— begin —
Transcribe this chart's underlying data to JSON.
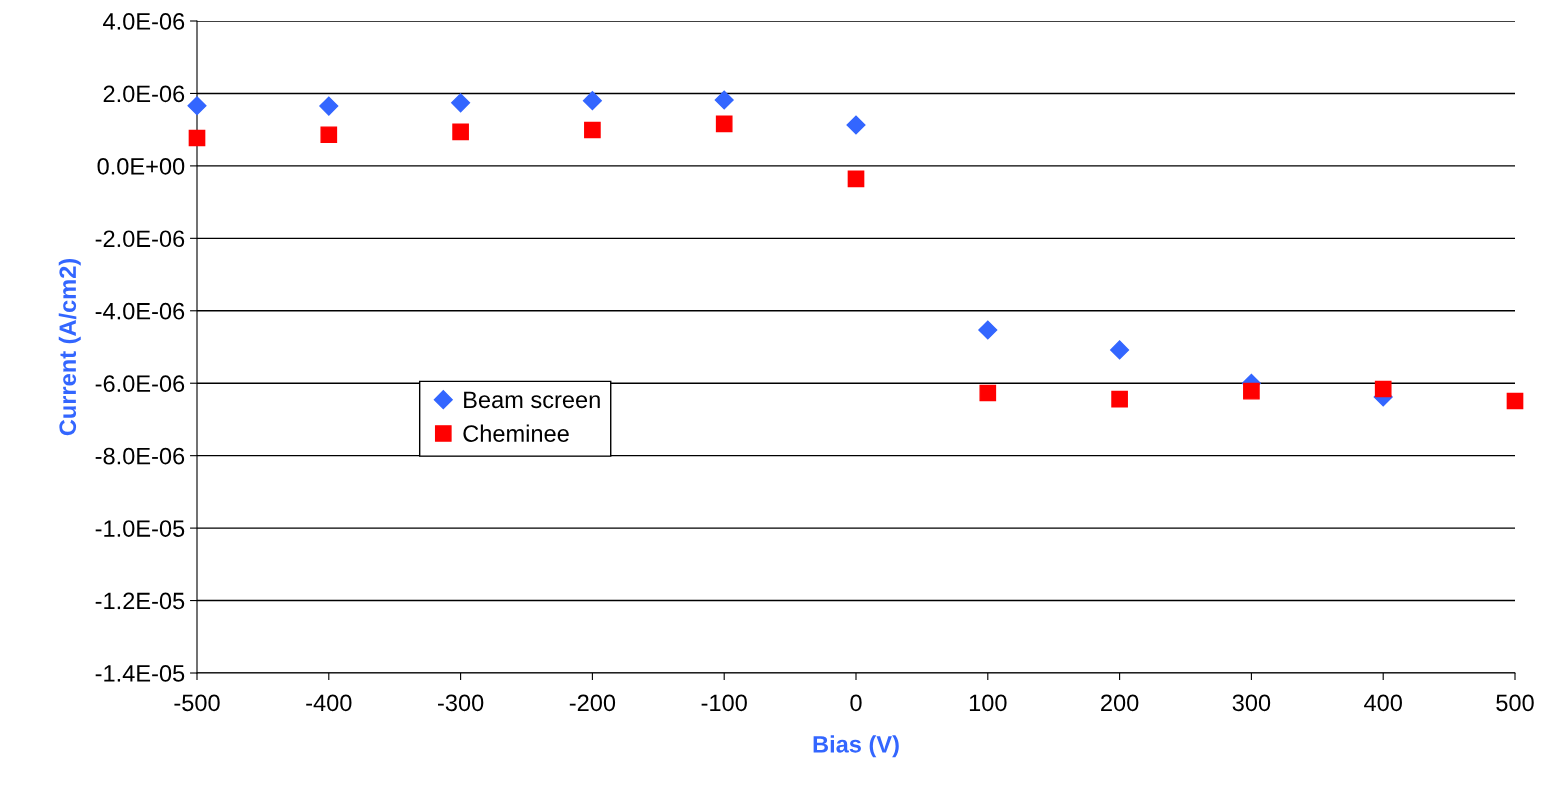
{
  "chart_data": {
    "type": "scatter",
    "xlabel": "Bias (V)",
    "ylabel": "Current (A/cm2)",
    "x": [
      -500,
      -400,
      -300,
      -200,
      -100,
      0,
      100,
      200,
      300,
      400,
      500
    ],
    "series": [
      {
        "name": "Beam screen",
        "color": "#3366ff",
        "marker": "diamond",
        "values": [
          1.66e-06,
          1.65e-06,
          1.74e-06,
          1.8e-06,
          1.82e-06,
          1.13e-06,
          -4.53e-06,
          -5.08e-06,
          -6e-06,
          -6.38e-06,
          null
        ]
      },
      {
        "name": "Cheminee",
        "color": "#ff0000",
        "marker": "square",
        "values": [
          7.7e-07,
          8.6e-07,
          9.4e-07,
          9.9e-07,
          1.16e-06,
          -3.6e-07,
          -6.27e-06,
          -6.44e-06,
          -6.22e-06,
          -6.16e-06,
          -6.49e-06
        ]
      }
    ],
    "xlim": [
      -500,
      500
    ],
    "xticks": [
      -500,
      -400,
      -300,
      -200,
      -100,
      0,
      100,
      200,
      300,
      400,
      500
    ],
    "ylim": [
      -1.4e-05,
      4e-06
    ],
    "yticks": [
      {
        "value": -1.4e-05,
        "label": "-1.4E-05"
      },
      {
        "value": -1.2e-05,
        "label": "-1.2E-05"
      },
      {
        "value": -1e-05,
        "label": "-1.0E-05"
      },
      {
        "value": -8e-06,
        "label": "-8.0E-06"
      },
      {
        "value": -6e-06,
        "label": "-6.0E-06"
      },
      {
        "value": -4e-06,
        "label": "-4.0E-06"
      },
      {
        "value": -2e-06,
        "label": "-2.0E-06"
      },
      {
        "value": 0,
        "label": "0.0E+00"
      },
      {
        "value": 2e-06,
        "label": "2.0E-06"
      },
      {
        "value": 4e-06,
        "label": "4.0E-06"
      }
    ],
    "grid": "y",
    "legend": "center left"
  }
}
— end —
— begin —
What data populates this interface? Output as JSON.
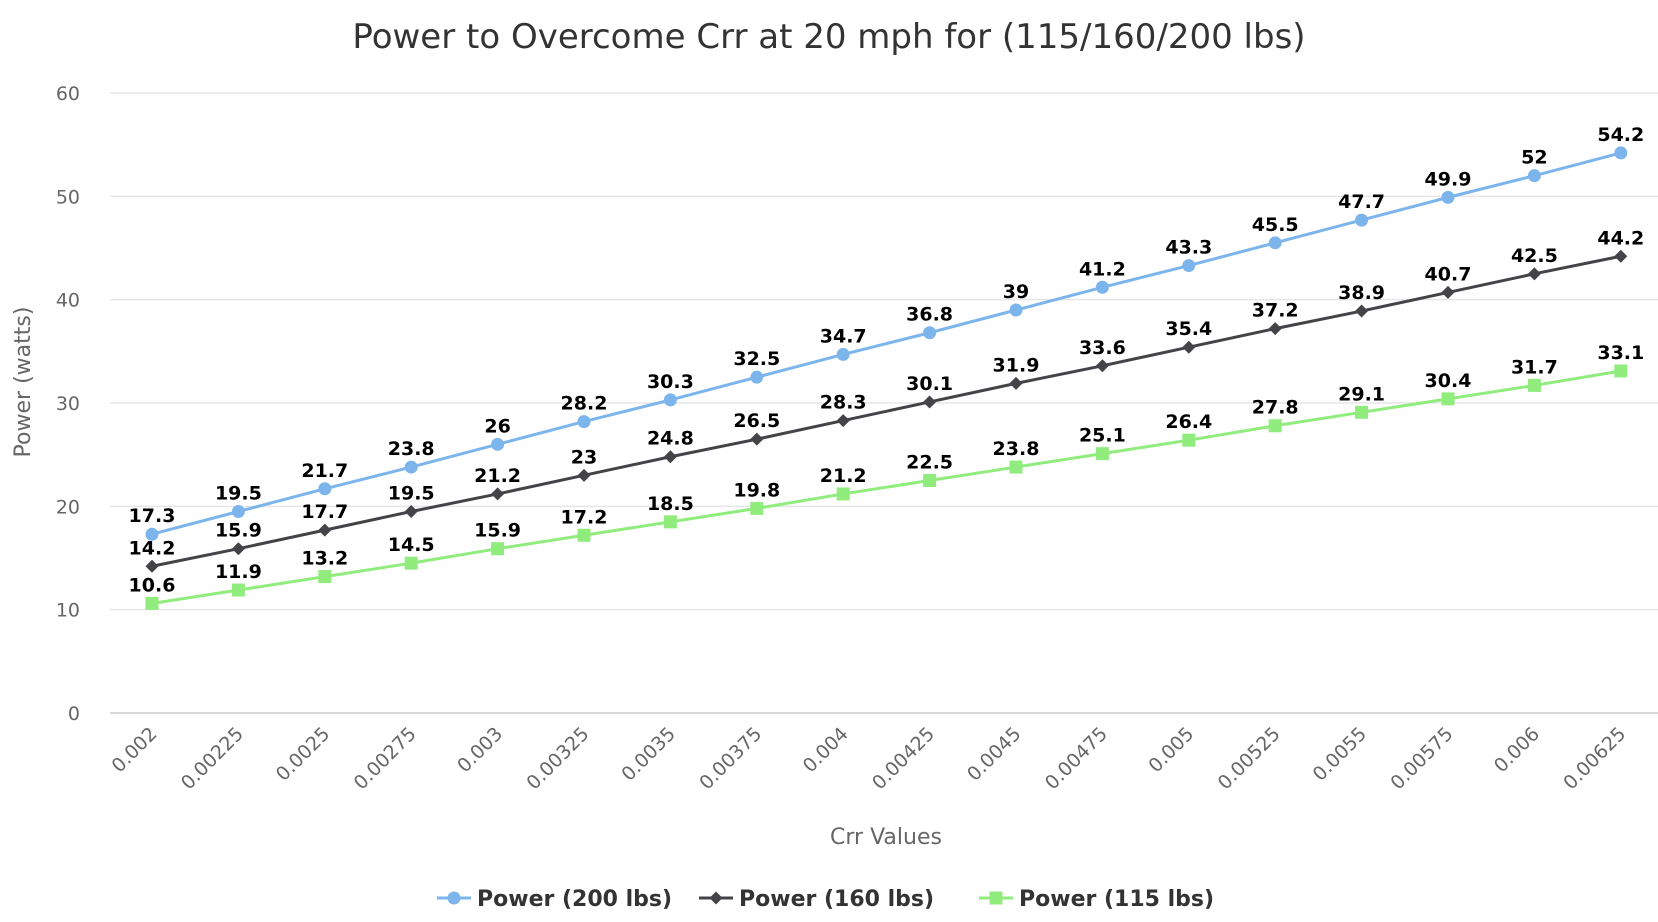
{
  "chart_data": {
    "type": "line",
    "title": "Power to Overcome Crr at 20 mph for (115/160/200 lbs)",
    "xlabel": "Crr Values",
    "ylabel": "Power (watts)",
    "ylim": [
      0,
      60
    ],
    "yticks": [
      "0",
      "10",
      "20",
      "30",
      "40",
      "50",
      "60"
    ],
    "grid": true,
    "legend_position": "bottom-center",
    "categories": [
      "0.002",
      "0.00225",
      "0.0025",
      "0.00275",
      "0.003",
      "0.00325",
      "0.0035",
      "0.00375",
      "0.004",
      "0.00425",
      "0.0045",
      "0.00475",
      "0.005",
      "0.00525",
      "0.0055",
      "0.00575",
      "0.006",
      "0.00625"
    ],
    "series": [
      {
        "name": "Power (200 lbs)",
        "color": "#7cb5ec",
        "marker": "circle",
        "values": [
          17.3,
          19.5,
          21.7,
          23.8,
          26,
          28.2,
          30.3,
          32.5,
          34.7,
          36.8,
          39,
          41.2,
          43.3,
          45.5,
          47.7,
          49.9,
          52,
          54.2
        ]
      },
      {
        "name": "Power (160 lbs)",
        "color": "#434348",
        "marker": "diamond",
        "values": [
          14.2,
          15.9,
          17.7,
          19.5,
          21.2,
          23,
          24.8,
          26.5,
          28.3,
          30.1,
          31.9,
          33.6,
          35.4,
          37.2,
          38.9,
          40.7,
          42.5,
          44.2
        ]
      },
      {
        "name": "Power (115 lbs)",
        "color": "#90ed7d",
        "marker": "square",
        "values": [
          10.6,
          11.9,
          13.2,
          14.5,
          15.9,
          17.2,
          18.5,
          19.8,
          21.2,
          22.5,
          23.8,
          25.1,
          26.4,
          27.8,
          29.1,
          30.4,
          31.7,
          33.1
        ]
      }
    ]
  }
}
— end —
— begin —
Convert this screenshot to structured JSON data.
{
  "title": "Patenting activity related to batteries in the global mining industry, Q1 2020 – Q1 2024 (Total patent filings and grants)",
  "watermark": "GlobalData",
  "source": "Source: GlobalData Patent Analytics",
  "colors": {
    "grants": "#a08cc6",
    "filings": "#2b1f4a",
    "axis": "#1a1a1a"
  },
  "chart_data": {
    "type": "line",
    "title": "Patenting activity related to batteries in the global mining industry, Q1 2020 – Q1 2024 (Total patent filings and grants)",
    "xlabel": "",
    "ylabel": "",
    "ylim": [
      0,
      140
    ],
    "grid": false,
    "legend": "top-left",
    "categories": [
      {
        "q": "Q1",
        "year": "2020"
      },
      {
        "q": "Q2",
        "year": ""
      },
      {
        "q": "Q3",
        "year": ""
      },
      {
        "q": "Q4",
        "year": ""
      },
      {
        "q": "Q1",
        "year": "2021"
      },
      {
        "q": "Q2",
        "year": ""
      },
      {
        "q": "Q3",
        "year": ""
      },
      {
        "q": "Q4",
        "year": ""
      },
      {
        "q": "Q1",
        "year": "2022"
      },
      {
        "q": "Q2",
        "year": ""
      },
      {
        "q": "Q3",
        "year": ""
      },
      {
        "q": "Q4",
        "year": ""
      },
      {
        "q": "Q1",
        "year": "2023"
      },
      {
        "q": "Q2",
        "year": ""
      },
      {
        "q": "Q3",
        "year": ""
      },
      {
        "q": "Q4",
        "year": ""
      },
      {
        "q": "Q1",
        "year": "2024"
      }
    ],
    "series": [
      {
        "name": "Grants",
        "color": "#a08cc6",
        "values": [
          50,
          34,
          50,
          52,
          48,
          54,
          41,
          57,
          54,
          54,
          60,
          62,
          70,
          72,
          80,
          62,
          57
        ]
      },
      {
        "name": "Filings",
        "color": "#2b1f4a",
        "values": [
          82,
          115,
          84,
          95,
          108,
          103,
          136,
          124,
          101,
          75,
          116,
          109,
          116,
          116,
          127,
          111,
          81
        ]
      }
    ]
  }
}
— end —
YOUR TASK
Using the material above, report each line where "Total" occurs.

FINISHED ANSWER
  "title": "Patenting activity related to batteries in the global mining industry, Q1 2020 – Q1 2024 (Total patent filings and grants)",
    "title": "Patenting activity related to batteries in the global mining industry, Q1 2020 – Q1 2024 (Total patent filings and grants)",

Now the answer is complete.